• _INSTRUCTIONS TO FOLLOW_:
Select all lines in the records that include "Time".

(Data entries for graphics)
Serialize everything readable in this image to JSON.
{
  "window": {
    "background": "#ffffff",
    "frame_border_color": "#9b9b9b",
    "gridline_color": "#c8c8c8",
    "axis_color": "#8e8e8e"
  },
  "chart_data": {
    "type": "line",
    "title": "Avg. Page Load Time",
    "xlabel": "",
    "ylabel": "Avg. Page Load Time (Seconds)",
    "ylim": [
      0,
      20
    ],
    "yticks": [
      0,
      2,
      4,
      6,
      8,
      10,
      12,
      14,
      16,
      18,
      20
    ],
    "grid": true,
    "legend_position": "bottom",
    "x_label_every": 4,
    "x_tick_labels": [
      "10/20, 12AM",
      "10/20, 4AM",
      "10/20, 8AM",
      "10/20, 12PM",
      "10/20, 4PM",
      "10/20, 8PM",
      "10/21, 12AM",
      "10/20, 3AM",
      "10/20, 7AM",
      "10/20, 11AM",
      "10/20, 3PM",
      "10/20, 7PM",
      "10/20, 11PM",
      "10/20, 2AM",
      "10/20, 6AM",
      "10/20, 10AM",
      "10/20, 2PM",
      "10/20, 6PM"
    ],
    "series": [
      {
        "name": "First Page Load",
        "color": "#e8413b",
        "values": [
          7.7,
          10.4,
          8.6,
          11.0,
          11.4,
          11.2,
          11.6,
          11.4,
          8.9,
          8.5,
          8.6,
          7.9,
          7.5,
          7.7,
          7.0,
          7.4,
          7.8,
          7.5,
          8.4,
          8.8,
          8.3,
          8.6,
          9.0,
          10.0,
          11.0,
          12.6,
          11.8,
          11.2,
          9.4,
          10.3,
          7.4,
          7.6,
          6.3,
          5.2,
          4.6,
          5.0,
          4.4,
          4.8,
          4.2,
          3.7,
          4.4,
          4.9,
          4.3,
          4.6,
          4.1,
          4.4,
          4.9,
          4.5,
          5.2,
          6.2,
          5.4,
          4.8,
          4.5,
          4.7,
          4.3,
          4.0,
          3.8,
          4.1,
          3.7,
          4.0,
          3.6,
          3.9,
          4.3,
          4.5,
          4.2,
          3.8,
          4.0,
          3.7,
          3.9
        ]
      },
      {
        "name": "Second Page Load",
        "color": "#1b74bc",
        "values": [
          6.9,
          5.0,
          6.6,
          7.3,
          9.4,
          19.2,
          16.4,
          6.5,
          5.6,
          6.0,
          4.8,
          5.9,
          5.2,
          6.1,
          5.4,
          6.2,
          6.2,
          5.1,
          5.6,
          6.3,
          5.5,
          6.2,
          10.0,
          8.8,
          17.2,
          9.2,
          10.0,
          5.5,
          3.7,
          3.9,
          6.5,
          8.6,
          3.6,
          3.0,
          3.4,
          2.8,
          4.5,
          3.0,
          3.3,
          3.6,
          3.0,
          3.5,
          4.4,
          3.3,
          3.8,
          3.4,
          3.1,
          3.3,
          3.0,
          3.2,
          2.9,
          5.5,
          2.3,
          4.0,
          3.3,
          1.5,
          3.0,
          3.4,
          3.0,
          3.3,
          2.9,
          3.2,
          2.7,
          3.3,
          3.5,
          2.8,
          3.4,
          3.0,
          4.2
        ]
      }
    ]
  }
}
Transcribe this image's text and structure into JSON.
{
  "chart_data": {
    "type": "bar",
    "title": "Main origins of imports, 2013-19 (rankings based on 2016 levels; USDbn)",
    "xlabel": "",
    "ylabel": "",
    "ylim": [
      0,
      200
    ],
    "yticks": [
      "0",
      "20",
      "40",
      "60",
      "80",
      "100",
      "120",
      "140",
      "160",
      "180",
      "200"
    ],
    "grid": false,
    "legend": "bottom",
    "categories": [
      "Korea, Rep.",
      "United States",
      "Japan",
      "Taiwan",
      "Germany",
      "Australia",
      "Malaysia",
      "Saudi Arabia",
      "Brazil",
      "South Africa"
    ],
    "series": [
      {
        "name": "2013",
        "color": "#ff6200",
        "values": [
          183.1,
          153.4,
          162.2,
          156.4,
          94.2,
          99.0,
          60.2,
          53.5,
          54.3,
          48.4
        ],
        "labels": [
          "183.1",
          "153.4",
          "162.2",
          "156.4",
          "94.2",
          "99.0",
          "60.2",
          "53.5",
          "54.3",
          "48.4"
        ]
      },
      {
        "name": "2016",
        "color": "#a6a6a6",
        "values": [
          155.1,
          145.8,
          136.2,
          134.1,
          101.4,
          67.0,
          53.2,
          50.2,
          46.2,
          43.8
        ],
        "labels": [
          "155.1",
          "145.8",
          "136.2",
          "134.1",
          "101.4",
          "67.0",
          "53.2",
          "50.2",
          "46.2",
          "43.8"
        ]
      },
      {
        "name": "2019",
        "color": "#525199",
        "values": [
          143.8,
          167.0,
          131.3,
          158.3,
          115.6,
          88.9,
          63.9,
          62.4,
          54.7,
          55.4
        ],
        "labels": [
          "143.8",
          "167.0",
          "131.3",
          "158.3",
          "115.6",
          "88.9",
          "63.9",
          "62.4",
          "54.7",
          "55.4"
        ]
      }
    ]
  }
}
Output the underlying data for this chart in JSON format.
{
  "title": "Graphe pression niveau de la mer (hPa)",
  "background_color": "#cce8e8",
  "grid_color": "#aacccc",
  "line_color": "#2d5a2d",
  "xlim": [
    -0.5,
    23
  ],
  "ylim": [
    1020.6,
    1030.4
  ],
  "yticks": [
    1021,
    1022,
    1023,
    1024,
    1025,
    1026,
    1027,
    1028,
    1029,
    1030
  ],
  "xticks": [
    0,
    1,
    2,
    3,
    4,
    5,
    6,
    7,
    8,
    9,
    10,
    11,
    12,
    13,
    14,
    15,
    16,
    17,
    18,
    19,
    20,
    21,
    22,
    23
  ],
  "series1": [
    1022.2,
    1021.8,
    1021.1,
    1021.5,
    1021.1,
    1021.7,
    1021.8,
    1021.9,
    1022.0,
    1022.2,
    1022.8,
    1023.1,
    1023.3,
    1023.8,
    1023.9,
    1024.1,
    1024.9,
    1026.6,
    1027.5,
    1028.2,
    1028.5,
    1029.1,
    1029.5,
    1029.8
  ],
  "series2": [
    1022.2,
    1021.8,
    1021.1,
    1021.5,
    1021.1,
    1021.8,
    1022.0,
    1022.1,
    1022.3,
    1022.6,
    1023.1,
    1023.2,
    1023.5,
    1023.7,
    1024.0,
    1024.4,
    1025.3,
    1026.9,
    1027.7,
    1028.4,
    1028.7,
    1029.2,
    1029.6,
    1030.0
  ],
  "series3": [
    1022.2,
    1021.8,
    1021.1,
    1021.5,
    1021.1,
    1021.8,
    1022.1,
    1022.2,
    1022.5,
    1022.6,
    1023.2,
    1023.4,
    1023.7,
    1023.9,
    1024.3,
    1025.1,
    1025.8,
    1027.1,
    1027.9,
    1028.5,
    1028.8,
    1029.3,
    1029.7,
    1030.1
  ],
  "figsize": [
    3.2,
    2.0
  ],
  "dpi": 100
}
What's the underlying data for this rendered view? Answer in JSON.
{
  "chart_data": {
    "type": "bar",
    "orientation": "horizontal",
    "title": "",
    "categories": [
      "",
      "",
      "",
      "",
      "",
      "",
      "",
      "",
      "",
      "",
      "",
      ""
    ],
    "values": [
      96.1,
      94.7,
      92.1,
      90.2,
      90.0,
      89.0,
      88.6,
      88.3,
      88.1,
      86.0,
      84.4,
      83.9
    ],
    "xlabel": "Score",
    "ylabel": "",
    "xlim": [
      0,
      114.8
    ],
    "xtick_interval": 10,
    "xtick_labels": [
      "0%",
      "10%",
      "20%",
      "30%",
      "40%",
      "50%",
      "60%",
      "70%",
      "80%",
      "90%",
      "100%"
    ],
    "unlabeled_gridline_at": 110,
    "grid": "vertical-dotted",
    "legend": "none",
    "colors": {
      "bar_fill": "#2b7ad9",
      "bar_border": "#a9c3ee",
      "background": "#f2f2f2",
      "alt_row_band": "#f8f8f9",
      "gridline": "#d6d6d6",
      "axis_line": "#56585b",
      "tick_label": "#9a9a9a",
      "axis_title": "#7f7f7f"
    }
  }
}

• _THE OUTPUT_:
    "title": "Avg. Page Load Time",
    "ylabel": "Avg. Page Load Time (Seconds)",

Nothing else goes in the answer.